»»
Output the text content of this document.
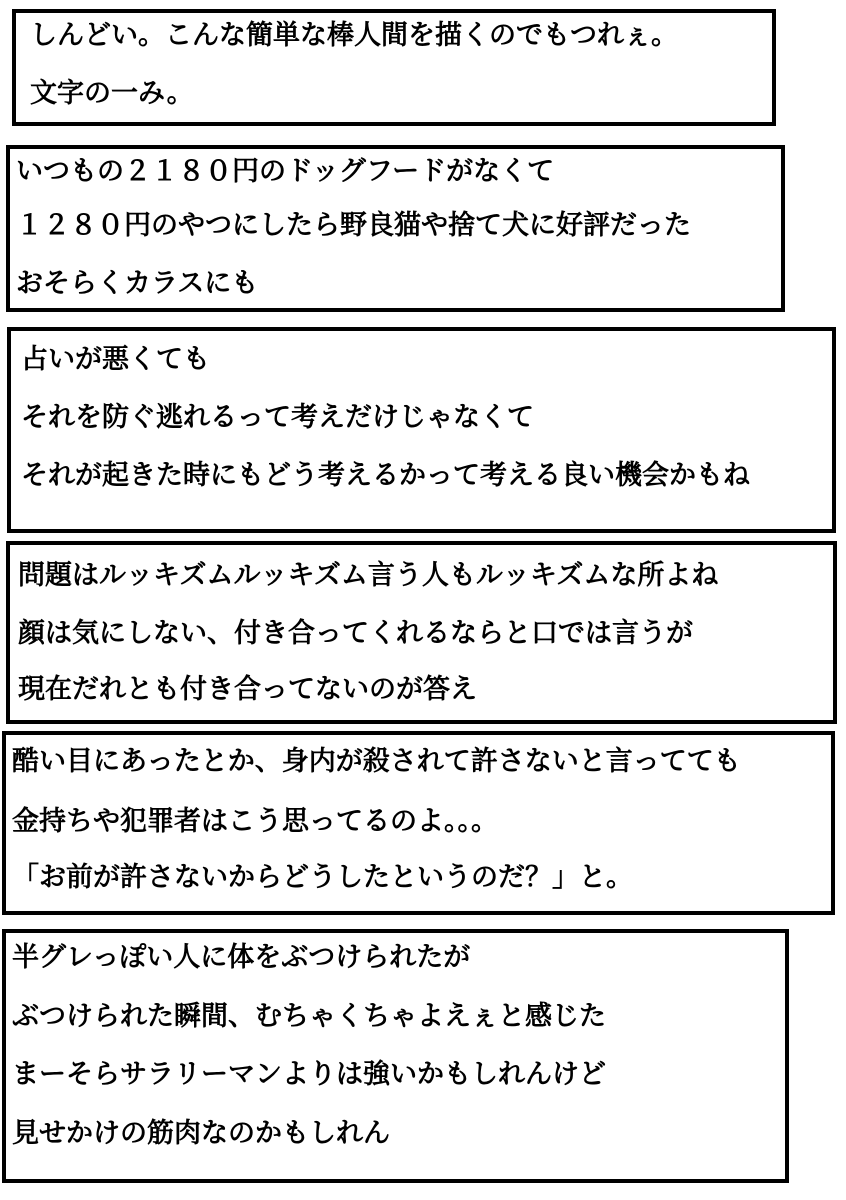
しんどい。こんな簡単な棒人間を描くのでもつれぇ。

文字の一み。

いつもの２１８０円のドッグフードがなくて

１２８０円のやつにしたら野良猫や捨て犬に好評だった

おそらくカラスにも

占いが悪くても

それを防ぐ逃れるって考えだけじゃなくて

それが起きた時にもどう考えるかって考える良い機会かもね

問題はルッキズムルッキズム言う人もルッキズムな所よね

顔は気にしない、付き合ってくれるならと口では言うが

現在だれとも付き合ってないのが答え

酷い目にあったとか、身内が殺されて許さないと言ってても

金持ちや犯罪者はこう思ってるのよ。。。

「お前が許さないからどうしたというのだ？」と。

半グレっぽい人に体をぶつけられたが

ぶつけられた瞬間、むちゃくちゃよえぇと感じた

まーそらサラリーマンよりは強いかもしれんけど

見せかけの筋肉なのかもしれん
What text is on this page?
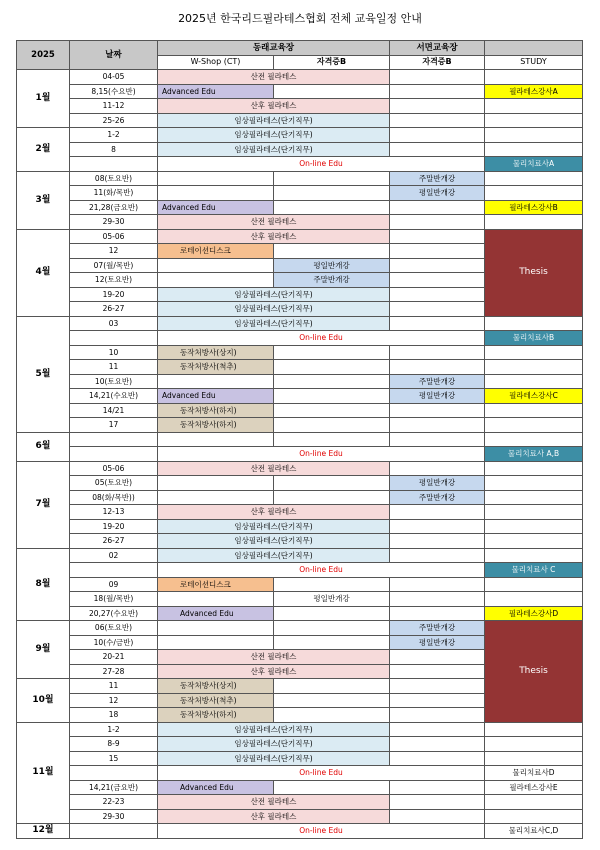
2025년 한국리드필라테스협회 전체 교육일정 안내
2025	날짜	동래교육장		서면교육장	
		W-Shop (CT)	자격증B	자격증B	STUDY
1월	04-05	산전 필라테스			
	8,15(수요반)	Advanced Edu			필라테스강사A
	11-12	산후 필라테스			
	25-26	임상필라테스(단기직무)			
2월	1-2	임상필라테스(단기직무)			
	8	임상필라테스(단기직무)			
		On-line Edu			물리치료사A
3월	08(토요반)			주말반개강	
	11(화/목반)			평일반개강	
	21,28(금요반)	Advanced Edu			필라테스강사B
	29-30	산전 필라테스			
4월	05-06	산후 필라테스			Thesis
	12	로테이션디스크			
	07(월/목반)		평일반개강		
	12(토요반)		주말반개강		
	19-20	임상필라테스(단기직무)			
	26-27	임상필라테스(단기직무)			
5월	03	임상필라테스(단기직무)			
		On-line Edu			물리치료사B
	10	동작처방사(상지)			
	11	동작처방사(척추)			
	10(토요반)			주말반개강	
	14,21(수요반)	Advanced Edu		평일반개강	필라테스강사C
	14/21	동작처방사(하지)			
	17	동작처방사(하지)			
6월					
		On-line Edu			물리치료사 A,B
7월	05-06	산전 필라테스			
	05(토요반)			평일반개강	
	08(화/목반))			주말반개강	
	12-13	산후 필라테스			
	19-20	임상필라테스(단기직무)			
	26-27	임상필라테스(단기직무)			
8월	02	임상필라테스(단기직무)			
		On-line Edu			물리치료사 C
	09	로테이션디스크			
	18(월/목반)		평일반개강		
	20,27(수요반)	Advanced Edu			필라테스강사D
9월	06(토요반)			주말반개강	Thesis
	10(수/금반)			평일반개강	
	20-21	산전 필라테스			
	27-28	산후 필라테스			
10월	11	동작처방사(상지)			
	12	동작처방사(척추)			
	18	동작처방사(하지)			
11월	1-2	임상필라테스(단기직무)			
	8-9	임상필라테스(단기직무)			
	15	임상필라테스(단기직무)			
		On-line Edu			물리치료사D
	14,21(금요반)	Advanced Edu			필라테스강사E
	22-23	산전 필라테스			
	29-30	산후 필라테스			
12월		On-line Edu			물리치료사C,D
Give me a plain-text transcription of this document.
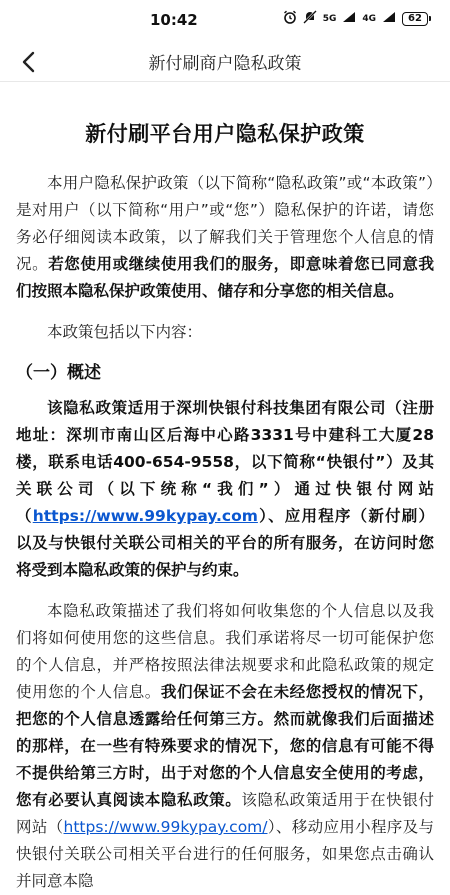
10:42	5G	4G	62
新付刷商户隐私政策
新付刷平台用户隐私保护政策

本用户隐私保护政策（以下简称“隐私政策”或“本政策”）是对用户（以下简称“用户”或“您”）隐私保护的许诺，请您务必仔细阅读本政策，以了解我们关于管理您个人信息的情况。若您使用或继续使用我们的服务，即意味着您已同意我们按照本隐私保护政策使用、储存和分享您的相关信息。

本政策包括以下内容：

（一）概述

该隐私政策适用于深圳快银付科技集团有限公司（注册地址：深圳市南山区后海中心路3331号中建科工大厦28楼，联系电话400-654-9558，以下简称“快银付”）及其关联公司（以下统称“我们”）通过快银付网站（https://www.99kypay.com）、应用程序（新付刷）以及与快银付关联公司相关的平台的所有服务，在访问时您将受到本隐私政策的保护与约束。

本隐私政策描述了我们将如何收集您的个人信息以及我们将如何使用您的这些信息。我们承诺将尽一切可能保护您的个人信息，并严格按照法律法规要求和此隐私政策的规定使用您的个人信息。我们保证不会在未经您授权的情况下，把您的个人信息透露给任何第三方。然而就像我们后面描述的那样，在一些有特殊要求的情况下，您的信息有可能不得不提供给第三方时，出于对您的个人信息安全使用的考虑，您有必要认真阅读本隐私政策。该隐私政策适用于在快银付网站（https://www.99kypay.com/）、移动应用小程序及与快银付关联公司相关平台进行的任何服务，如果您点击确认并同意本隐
««
**Task details**
Your task is to quote exactly the lines from the one with "Give me a plain-text" through the end of the material, both included, without reproducing any pictures.

**Output of the exercise**
Give me a plain-text transcription of this document.
10:42	5G	4G	62
新付刷商户隐私政策
新付刷平台用户隐私保护政策

本用户隐私保护政策（以下简称“隐私政策”或“本政策”）是对用户（以下简称“用户”或“您”）隐私保护的许诺，请您务必仔细阅读本政策，以了解我们关于管理您个人信息的情况。若您使用或继续使用我们的服务，即意味着您已同意我们按照本隐私保护政策使用、储存和分享您的相关信息。

本政策包括以下内容：

（一）概述

该隐私政策适用于深圳快银付科技集团有限公司（注册地址：深圳市南山区后海中心路3331号中建科工大厦28楼，联系电话400-654-9558，以下简称“快银付”）及其关联公司（以下统称“我们”）通过快银付网站（https://www.99kypay.com）、应用程序（新付刷）以及与快银付关联公司相关的平台的所有服务，在访问时您将受到本隐私政策的保护与约束。

本隐私政策描述了我们将如何收集您的个人信息以及我们将如何使用您的这些信息。我们承诺将尽一切可能保护您的个人信息，并严格按照法律法规要求和此隐私政策的规定使用您的个人信息。我们保证不会在未经您授权的情况下，把您的个人信息透露给任何第三方。然而就像我们后面描述的那样，在一些有特殊要求的情况下，您的信息有可能不得不提供给第三方时，出于对您的个人信息安全使用的考虑，您有必要认真阅读本隐私政策。该隐私政策适用于在快银付网站（https://www.99kypay.com/）、移动应用小程序及与快银付关联公司相关平台进行的任何服务，如果您点击确认并同意本隐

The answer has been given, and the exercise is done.